* _Short problem_
Repeat, without any change, the entries presented below.

────────

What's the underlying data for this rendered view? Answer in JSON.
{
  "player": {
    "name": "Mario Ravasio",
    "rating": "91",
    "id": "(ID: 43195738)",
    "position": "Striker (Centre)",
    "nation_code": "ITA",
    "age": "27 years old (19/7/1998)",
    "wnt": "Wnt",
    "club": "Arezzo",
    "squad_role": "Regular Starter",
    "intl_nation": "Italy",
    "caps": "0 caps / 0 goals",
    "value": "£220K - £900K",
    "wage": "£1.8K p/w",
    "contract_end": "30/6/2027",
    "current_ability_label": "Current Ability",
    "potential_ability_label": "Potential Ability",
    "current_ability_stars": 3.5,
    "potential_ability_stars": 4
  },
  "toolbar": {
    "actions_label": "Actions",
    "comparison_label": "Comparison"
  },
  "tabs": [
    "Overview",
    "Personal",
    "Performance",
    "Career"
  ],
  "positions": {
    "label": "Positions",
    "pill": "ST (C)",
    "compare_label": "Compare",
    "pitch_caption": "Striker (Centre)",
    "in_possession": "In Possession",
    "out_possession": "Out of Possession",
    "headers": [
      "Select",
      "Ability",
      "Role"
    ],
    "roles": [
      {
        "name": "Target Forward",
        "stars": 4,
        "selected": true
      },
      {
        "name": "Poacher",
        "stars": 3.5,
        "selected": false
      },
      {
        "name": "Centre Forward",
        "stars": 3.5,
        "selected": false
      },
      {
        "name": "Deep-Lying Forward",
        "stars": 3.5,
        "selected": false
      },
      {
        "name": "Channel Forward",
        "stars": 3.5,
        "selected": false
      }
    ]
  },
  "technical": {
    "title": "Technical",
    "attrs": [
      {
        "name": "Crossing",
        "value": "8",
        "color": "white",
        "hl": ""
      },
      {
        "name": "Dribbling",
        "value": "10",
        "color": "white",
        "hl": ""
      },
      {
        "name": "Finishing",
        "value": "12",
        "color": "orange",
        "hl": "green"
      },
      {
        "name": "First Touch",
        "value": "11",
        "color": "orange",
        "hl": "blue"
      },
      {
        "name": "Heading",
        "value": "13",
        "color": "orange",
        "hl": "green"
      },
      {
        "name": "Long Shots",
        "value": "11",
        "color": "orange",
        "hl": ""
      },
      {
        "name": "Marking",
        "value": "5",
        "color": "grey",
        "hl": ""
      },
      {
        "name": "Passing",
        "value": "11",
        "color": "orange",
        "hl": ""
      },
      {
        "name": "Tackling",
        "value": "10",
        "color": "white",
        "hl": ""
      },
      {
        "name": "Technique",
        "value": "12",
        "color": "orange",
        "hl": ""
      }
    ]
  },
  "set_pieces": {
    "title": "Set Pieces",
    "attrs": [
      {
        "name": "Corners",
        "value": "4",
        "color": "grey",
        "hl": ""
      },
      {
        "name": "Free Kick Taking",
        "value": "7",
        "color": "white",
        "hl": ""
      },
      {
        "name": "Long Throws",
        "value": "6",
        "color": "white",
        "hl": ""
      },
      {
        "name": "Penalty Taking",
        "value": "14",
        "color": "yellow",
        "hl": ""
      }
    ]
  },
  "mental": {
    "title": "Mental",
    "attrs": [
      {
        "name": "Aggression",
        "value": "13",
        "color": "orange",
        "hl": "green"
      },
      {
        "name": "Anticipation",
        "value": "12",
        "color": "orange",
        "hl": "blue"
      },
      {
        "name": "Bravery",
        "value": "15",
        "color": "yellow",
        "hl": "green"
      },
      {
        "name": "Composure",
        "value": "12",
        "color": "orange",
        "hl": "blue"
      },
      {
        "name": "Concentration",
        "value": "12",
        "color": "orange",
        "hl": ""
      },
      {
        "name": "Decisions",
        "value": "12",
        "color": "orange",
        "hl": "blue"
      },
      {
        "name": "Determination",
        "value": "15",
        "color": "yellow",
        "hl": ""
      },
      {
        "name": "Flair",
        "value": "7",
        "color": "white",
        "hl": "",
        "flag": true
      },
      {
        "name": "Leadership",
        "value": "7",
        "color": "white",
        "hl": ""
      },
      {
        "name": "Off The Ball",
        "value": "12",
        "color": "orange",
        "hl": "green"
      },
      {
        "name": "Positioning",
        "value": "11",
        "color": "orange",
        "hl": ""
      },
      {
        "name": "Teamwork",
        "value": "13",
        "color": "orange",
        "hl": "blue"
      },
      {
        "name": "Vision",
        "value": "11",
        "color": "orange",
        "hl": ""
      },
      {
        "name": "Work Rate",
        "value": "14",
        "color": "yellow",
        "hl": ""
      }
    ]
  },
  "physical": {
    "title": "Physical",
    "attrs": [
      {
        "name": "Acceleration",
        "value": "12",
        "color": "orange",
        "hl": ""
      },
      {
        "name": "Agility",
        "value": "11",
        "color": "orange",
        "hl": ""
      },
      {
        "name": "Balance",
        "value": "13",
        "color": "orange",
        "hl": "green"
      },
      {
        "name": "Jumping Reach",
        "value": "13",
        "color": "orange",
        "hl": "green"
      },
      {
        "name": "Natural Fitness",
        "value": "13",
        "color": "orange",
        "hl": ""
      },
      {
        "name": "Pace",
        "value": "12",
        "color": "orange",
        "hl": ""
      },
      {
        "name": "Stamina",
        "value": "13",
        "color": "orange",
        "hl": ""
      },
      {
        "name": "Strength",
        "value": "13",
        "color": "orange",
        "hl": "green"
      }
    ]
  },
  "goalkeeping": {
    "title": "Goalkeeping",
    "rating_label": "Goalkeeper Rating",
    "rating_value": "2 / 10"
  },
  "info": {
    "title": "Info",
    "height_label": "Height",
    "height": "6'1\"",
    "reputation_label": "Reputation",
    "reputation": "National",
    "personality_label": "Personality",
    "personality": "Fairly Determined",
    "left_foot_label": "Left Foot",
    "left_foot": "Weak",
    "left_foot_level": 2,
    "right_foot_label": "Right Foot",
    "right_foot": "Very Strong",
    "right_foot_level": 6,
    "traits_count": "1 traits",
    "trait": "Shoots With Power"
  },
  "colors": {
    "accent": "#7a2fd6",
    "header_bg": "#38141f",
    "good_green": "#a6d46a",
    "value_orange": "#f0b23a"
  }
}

────────

* _Task answer_
What's the underlying data for this rendered view? Answer in JSON.
{
  "player": {
    "name": "Mario Ravasio",
    "rating": "91",
    "id": "(ID: 43195738)",
    "position": "Striker (Centre)",
    "nation_code": "ITA",
    "age": "27 years old (19/7/1998)",
    "wnt": "Wnt",
    "club": "Arezzo",
    "squad_role": "Regular Starter",
    "intl_nation": "Italy",
    "caps": "0 caps / 0 goals",
    "value": "£220K - £900K",
    "wage": "£1.8K p/w",
    "contract_end": "30/6/2027",
    "current_ability_label": "Current Ability",
    "potential_ability_label": "Potential Ability",
    "current_ability_stars": 3.5,
    "potential_ability_stars": 4
  },
  "toolbar": {
    "actions_label": "Actions",
    "comparison_label": "Comparison"
  },
  "tabs": [
    "Overview",
    "Personal",
    "Performance",
    "Career"
  ],
  "positions": {
    "label": "Positions",
    "pill": "ST (C)",
    "compare_label": "Compare",
    "pitch_caption": "Striker (Centre)",
    "in_possession": "In Possession",
    "out_possession": "Out of Possession",
    "headers": [
      "Select",
      "Ability",
      "Role"
    ],
    "roles": [
      {
        "name": "Target Forward",
        "stars": 4,
        "selected": true
      },
      {
        "name": "Poacher",
        "stars": 3.5,
        "selected": false
      },
      {
        "name": "Centre Forward",
        "stars": 3.5,
        "selected": false
      },
      {
        "name": "Deep-Lying Forward",
        "stars": 3.5,
        "selected": false
      },
      {
        "name": "Channel Forward",
        "stars": 3.5,
        "selected": false
      }
    ]
  },
  "technical": {
    "title": "Technical",
    "attrs": [
      {
        "name": "Crossing",
        "value": "8",
        "color": "white",
        "hl": ""
      },
      {
        "name": "Dribbling",
        "value": "10",
        "color": "white",
        "hl": ""
      },
      {
        "name": "Finishing",
        "value": "12",
        "color": "orange",
        "hl": "green"
      },
      {
        "name": "First Touch",
        "value": "11",
        "color": "orange",
        "hl": "blue"
      },
      {
        "name": "Heading",
        "value": "13",
        "color": "orange",
        "hl": "green"
      },
      {
        "name": "Long Shots",
        "value": "11",
        "color": "orange",
        "hl": ""
      },
      {
        "name": "Marking",
        "value": "5",
        "color": "grey",
        "hl": ""
      },
      {
        "name": "Passing",
        "value": "11",
        "color": "orange",
        "hl": ""
      },
      {
        "name": "Tackling",
        "value": "10",
        "color": "white",
        "hl": ""
      },
      {
        "name": "Technique",
        "value": "12",
        "color": "orange",
        "hl": ""
      }
    ]
  },
  "set_pieces": {
    "title": "Set Pieces",
    "attrs": [
      {
        "name": "Corners",
        "value": "4",
        "color": "grey",
        "hl": ""
      },
      {
        "name": "Free Kick Taking",
        "value": "7",
        "color": "white",
        "hl": ""
      },
      {
        "name": "Long Throws",
        "value": "6",
        "color": "white",
        "hl": ""
      },
      {
        "name": "Penalty Taking",
        "value": "14",
        "color": "yellow",
        "hl": ""
      }
    ]
  },
  "mental": {
    "title": "Mental",
    "attrs": [
      {
        "name": "Aggression",
        "value": "13",
        "color": "orange",
        "hl": "green"
      },
      {
        "name": "Anticipation",
        "value": "12",
        "color": "orange",
        "hl": "blue"
      },
      {
        "name": "Bravery",
        "value": "15",
        "color": "yellow",
        "hl": "green"
      },
      {
        "name": "Composure",
        "value": "12",
        "color": "orange",
        "hl": "blue"
      },
      {
        "name": "Concentration",
        "value": "12",
        "color": "orange",
        "hl": ""
      },
      {
        "name": "Decisions",
        "value": "12",
        "color": "orange",
        "hl": "blue"
      },
      {
        "name": "Determination",
        "value": "15",
        "color": "yellow",
        "hl": ""
      },
      {
        "name": "Flair",
        "value": "7",
        "color": "white",
        "hl": "",
        "flag": true
      },
      {
        "name": "Leadership",
        "value": "7",
        "color": "white",
        "hl": ""
      },
      {
        "name": "Off The Ball",
        "value": "12",
        "color": "orange",
        "hl": "green"
      },
      {
        "name": "Positioning",
        "value": "11",
        "color": "orange",
        "hl": ""
      },
      {
        "name": "Teamwork",
        "value": "13",
        "color": "orange",
        "hl": "blue"
      },
      {
        "name": "Vision",
        "value": "11",
        "color": "orange",
        "hl": ""
      },
      {
        "name": "Work Rate",
        "value": "14",
        "color": "yellow",
        "hl": ""
      }
    ]
  },
  "physical": {
    "title": "Physical",
    "attrs": [
      {
        "name": "Acceleration",
        "value": "12",
        "color": "orange",
        "hl": ""
      },
      {
        "name": "Agility",
        "value": "11",
        "color": "orange",
        "hl": ""
      },
      {
        "name": "Balance",
        "value": "13",
        "color": "orange",
        "hl": "green"
      },
      {
        "name": "Jumping Reach",
        "value": "13",
        "color": "orange",
        "hl": "green"
      },
      {
        "name": "Natural Fitness",
        "value": "13",
        "color": "orange",
        "hl": ""
      },
      {
        "name": "Pace",
        "value": "12",
        "color": "orange",
        "hl": ""
      },
      {
        "name": "Stamina",
        "value": "13",
        "color": "orange",
        "hl": ""
      },
      {
        "name": "Strength",
        "value": "13",
        "color": "orange",
        "hl": "green"
      }
    ]
  },
  "goalkeeping": {
    "title": "Goalkeeping",
    "rating_label": "Goalkeeper Rating",
    "rating_value": "2 / 10"
  },
  "info": {
    "title": "Info",
    "height_label": "Height",
    "height": "6'1\"",
    "reputation_label": "Reputation",
    "reputation": "National",
    "personality_label": "Personality",
    "personality": "Fairly Determined",
    "left_foot_label": "Left Foot",
    "left_foot": "Weak",
    "left_foot_level": 2,
    "right_foot_label": "Right Foot",
    "right_foot": "Very Strong",
    "right_foot_level": 6,
    "traits_count": "1 traits",
    "trait": "Shoots With Power"
  },
  "colors": {
    "accent": "#7a2fd6",
    "header_bg": "#38141f",
    "good_green": "#a6d46a",
    "value_orange": "#f0b23a"
  }
}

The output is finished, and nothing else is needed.